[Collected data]
• • •
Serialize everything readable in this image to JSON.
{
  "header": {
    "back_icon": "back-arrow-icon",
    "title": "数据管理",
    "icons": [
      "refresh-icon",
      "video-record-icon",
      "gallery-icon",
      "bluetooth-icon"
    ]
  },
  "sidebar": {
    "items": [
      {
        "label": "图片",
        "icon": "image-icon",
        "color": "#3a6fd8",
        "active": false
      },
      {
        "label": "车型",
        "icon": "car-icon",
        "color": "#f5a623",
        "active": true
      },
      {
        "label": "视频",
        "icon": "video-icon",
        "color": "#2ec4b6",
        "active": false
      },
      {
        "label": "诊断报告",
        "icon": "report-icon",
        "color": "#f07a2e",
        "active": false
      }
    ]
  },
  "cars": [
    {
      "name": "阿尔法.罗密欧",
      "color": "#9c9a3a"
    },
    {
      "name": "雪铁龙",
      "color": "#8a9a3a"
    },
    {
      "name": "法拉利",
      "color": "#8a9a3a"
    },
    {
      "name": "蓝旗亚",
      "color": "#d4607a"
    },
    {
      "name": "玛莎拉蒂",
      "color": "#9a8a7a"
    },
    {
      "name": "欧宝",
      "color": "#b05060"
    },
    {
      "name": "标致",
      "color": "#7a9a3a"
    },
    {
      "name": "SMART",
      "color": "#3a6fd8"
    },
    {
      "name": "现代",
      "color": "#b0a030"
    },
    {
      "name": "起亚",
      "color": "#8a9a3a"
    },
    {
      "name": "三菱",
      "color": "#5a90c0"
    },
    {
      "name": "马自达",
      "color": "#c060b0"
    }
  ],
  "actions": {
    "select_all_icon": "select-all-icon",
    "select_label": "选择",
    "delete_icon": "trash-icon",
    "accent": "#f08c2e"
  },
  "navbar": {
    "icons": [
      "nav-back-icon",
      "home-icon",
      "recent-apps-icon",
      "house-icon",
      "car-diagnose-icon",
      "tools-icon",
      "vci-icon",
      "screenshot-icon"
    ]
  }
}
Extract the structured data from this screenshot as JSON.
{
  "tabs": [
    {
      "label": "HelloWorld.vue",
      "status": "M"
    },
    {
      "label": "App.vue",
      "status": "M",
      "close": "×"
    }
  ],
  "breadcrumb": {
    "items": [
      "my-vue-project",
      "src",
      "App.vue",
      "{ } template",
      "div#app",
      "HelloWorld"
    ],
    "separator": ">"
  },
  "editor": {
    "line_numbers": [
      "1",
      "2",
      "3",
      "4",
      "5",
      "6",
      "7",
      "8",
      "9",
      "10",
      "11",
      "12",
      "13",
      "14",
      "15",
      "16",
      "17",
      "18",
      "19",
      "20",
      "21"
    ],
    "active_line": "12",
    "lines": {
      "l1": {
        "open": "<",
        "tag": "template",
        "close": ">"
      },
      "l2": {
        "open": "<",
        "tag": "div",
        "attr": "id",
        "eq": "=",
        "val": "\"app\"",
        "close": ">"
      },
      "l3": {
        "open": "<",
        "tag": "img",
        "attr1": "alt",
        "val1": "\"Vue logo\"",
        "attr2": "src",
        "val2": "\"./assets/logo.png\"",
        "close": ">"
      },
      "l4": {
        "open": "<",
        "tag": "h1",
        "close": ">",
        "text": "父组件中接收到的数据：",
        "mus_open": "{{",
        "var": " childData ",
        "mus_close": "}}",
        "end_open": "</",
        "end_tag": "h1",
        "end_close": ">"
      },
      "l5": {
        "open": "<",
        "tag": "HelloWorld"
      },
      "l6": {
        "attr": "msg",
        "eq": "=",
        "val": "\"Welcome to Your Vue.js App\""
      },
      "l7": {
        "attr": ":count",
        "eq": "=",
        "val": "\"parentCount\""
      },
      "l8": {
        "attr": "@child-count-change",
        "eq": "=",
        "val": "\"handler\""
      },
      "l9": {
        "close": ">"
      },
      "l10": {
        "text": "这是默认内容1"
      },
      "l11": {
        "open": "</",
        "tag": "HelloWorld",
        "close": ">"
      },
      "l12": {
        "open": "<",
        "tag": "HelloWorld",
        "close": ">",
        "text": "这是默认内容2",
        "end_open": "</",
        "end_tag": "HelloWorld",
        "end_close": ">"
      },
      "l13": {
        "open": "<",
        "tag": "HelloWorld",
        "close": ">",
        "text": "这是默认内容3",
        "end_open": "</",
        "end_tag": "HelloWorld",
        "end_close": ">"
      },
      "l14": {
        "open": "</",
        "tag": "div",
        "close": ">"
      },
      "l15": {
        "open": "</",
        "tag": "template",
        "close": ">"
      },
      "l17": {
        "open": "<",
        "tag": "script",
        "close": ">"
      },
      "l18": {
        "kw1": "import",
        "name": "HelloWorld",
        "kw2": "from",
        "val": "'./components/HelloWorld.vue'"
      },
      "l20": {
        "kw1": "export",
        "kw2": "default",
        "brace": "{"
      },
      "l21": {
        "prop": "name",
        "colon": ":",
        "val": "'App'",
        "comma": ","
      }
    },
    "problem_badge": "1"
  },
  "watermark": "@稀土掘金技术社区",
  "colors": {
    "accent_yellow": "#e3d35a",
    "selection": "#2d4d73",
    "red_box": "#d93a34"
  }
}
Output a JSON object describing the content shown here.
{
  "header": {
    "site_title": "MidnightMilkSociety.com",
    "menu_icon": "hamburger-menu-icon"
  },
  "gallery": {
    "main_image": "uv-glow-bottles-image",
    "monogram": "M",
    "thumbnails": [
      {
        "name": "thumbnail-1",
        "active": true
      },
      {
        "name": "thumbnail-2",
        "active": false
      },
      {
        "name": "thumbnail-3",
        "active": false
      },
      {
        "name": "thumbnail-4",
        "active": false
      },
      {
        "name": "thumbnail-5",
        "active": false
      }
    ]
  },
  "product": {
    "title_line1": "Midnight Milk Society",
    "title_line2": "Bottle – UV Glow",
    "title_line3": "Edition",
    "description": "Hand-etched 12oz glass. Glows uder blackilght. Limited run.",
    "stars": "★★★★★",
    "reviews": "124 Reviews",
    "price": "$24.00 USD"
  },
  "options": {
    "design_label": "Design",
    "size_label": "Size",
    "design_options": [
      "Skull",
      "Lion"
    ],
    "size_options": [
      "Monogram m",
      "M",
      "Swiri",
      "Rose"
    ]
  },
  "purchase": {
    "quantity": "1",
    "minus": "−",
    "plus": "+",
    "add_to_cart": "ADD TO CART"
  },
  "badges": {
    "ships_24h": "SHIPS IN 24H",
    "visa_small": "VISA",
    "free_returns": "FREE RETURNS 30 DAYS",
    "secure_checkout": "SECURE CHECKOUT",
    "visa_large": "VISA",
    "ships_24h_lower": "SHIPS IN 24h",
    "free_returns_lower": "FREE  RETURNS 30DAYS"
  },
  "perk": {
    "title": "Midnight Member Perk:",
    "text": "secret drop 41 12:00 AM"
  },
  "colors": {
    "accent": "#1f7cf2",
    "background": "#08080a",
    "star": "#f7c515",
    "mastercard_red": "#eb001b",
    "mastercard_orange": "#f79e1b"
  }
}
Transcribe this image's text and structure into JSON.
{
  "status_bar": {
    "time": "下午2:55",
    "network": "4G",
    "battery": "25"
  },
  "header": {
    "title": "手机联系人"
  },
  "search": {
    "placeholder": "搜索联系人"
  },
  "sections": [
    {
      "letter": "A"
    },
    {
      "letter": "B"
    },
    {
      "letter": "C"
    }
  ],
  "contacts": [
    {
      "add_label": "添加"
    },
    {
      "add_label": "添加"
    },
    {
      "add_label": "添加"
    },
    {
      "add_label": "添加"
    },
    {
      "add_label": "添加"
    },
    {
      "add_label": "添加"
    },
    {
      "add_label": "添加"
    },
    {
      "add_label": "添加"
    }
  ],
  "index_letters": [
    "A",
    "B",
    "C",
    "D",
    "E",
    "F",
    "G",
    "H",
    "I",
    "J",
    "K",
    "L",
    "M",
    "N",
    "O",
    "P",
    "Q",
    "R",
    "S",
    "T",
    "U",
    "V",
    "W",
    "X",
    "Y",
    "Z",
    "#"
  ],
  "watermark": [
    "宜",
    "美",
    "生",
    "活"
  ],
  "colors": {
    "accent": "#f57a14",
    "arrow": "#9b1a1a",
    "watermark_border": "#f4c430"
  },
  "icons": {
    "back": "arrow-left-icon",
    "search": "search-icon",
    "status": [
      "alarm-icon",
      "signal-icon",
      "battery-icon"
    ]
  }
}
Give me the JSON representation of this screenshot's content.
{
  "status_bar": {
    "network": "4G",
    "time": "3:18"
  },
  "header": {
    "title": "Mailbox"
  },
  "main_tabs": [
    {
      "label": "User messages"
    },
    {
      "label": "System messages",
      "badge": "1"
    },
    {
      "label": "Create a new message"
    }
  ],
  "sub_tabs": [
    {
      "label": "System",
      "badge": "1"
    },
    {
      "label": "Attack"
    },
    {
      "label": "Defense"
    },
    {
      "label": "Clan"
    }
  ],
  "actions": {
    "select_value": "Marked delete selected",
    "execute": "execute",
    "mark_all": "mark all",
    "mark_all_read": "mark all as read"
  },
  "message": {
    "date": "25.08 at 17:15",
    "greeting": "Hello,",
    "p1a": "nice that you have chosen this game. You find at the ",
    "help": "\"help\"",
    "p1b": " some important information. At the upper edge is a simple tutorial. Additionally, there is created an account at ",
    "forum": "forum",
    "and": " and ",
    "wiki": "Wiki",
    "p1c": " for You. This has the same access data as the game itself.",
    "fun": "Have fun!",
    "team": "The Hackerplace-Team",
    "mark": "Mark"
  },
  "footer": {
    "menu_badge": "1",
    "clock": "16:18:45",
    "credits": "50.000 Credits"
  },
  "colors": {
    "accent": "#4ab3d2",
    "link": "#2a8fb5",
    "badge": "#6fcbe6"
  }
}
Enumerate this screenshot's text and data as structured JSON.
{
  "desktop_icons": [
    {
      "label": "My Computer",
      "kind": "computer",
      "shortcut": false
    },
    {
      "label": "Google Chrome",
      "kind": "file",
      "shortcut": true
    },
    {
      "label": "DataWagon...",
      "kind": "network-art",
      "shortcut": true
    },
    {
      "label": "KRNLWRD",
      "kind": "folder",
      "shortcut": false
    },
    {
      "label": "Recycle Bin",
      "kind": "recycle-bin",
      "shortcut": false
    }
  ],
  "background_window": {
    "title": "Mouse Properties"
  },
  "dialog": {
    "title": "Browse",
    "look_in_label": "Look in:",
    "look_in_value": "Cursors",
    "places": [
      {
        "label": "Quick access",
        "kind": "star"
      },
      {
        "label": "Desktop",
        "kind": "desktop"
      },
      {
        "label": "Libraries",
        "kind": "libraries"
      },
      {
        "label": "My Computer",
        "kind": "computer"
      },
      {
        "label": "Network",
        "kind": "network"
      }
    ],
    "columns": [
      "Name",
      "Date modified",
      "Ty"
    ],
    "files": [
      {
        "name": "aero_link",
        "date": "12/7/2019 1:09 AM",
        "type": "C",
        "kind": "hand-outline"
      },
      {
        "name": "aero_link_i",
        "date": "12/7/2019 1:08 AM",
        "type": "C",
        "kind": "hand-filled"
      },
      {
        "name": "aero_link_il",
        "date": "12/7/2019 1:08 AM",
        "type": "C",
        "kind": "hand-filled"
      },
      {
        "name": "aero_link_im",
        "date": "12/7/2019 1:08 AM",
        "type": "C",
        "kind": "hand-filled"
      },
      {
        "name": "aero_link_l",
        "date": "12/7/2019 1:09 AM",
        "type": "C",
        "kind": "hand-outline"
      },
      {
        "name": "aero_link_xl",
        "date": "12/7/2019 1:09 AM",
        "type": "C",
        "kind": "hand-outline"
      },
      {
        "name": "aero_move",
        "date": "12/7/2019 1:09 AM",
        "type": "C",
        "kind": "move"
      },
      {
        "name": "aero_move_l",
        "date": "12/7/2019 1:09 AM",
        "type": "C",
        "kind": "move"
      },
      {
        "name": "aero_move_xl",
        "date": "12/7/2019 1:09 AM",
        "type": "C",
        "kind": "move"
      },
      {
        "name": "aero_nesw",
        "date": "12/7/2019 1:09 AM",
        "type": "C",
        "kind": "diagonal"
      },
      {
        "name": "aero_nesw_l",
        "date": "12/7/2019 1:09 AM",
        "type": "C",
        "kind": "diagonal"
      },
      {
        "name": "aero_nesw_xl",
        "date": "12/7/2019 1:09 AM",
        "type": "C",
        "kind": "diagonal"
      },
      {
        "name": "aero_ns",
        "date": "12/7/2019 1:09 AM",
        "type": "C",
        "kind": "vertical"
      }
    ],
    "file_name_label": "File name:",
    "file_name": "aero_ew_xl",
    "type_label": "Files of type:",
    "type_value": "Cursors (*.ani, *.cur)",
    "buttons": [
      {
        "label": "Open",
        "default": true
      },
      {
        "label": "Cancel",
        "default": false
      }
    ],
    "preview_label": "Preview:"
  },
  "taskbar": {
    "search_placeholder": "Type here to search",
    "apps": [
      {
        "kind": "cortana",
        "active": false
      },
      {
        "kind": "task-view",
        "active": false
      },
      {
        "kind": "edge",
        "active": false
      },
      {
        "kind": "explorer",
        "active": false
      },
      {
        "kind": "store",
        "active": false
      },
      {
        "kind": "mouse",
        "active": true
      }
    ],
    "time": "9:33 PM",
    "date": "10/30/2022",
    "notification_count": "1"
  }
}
• • •
How many lines of the listing above include the word "game"? Reply with the number alone.

2